■ REQUIRED WORK: Copy each line of the entries beneath that contains the word "JSON".

(Data records)

:::

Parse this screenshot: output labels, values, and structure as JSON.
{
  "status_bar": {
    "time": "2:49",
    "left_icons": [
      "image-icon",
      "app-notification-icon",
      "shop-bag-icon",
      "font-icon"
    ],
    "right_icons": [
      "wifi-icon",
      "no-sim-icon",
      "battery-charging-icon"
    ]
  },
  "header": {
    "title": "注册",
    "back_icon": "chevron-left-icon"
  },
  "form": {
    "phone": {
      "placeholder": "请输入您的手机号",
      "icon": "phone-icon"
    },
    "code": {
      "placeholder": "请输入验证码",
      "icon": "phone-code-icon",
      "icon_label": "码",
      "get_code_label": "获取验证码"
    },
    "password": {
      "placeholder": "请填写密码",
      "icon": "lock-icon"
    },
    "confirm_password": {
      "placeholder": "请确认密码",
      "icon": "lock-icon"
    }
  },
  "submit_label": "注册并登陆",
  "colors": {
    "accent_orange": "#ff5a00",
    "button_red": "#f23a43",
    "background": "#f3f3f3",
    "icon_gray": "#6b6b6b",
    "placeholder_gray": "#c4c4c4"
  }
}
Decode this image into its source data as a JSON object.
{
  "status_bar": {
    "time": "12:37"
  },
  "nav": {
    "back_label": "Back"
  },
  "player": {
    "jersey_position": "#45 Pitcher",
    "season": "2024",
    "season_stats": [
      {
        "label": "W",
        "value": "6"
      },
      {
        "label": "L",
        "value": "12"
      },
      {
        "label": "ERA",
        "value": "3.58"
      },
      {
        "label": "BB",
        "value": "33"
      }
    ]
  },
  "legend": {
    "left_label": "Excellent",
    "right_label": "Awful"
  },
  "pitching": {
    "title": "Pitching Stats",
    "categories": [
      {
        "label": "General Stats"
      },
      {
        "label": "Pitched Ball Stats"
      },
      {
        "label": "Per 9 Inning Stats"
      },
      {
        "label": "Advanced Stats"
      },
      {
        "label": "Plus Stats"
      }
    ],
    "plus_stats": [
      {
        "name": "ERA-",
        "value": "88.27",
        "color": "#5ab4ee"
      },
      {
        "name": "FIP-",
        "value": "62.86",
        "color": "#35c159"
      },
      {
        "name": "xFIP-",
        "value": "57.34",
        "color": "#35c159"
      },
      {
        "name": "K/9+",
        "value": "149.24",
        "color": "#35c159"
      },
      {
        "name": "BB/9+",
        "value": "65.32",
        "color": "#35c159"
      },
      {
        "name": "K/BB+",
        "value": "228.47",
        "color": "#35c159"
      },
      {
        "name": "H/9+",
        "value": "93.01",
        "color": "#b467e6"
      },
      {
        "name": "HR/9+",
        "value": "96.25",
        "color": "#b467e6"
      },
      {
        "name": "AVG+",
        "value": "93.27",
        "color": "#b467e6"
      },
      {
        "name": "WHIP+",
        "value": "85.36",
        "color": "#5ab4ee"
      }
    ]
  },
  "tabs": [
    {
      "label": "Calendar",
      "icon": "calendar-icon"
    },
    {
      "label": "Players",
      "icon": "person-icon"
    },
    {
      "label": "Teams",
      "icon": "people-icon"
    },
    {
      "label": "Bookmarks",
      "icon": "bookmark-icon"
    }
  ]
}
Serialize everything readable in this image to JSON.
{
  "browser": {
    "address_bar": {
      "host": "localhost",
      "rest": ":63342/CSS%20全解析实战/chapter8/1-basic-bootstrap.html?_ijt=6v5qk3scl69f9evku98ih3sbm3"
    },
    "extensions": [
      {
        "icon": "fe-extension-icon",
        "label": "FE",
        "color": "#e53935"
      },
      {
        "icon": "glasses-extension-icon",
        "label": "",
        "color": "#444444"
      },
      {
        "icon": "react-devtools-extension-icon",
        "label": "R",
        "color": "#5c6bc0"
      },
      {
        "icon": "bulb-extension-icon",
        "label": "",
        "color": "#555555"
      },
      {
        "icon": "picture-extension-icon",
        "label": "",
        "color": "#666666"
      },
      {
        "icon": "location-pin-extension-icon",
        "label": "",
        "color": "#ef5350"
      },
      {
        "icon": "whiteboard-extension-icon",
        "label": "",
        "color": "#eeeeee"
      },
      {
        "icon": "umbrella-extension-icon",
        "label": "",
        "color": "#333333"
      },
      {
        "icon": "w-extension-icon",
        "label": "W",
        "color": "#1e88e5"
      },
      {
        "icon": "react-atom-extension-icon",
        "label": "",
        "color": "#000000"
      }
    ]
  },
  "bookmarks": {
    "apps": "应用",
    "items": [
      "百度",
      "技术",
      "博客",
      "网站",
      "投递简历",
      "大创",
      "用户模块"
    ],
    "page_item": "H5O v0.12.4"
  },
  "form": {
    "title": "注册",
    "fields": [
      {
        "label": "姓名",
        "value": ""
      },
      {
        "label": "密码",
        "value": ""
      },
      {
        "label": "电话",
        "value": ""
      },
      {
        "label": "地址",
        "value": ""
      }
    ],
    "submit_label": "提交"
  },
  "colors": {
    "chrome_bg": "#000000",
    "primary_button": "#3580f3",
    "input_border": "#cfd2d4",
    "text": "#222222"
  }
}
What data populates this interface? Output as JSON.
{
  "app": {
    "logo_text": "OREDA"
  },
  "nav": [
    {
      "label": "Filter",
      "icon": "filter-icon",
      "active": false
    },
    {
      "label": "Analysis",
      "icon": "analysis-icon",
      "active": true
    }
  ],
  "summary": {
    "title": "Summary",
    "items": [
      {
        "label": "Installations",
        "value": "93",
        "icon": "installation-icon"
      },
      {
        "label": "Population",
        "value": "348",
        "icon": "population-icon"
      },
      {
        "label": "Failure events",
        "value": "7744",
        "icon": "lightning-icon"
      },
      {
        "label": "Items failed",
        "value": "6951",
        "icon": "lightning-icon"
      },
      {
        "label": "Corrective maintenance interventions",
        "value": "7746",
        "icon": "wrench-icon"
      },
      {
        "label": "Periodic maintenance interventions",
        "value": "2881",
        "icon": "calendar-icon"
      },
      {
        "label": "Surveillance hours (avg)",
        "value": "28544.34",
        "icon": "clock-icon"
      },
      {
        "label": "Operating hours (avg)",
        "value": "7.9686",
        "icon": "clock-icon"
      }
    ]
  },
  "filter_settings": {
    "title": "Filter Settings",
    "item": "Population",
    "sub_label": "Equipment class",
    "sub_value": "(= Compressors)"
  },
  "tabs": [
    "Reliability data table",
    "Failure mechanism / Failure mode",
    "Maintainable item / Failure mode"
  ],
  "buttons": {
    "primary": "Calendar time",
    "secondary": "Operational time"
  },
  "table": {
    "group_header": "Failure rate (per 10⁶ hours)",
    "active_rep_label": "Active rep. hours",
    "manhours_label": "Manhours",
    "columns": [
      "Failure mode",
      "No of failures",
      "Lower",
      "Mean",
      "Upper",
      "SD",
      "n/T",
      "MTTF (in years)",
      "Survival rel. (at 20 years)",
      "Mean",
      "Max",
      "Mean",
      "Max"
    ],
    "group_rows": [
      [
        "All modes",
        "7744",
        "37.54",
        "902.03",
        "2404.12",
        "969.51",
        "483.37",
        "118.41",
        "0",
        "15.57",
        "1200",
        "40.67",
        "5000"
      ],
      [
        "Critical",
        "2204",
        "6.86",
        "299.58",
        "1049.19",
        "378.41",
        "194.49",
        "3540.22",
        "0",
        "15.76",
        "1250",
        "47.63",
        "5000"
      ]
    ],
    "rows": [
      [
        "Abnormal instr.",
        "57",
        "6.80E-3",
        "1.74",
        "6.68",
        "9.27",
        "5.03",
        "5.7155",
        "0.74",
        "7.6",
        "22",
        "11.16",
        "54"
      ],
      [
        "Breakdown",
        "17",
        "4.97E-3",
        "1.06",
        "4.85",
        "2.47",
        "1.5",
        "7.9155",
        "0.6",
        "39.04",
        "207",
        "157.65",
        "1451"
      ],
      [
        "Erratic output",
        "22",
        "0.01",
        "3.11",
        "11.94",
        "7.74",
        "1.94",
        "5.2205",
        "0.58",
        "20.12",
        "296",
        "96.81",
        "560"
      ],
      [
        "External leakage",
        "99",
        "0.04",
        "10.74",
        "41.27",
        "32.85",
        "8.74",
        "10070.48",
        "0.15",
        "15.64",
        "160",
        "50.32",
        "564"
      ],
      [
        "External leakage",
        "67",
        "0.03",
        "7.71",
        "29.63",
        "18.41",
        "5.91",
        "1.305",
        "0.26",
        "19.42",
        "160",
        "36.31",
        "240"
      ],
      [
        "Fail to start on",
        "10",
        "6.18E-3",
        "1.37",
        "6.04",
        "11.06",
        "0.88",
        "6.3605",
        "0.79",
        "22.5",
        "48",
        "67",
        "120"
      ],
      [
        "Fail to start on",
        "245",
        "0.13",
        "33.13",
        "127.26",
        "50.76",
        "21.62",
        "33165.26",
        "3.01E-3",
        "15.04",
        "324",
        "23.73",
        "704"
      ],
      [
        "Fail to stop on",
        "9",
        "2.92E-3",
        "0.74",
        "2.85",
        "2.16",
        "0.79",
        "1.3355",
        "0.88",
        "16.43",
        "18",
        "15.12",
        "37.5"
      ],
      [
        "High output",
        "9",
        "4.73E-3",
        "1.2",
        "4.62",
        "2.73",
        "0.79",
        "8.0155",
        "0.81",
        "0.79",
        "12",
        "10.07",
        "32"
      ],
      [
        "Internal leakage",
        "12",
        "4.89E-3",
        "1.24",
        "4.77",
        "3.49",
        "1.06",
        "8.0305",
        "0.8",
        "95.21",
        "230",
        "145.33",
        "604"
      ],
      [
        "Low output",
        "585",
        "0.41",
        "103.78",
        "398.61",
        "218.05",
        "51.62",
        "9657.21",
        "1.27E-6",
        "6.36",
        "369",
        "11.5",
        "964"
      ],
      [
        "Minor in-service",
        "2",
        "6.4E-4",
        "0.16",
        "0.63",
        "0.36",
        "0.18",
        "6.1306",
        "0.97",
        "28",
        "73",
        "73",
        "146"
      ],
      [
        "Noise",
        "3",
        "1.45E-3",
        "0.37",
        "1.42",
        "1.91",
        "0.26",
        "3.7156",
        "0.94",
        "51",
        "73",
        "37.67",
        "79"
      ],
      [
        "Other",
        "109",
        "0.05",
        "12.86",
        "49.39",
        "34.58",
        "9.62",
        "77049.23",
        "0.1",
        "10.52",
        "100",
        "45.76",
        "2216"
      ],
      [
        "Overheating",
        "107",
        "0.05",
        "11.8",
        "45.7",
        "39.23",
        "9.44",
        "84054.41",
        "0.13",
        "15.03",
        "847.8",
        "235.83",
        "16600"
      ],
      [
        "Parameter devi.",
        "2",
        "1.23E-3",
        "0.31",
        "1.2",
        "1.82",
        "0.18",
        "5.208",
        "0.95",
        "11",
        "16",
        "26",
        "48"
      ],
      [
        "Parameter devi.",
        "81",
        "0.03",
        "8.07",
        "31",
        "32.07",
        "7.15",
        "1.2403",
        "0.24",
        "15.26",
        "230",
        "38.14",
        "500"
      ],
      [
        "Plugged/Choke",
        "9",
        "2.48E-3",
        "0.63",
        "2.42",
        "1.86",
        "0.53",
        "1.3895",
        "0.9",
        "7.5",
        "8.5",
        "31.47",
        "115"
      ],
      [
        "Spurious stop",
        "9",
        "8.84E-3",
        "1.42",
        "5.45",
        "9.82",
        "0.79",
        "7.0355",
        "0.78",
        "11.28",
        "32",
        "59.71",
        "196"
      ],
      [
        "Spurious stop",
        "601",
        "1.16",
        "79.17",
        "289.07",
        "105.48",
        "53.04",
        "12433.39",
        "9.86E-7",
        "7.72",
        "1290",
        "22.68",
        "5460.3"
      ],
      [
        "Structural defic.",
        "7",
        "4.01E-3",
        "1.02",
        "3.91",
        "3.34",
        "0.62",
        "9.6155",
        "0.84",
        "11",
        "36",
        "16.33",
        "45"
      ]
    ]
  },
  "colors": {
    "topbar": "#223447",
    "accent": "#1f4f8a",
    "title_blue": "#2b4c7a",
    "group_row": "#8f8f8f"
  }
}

:::

■ SOLUTION FOR THIS PROBLEM:
Parse this screenshot: output labels, values, and structure as JSON.
Decode this image into its source data as a JSON object.
Serialize everything readable in this image to JSON.
What data populates this interface? Output as JSON.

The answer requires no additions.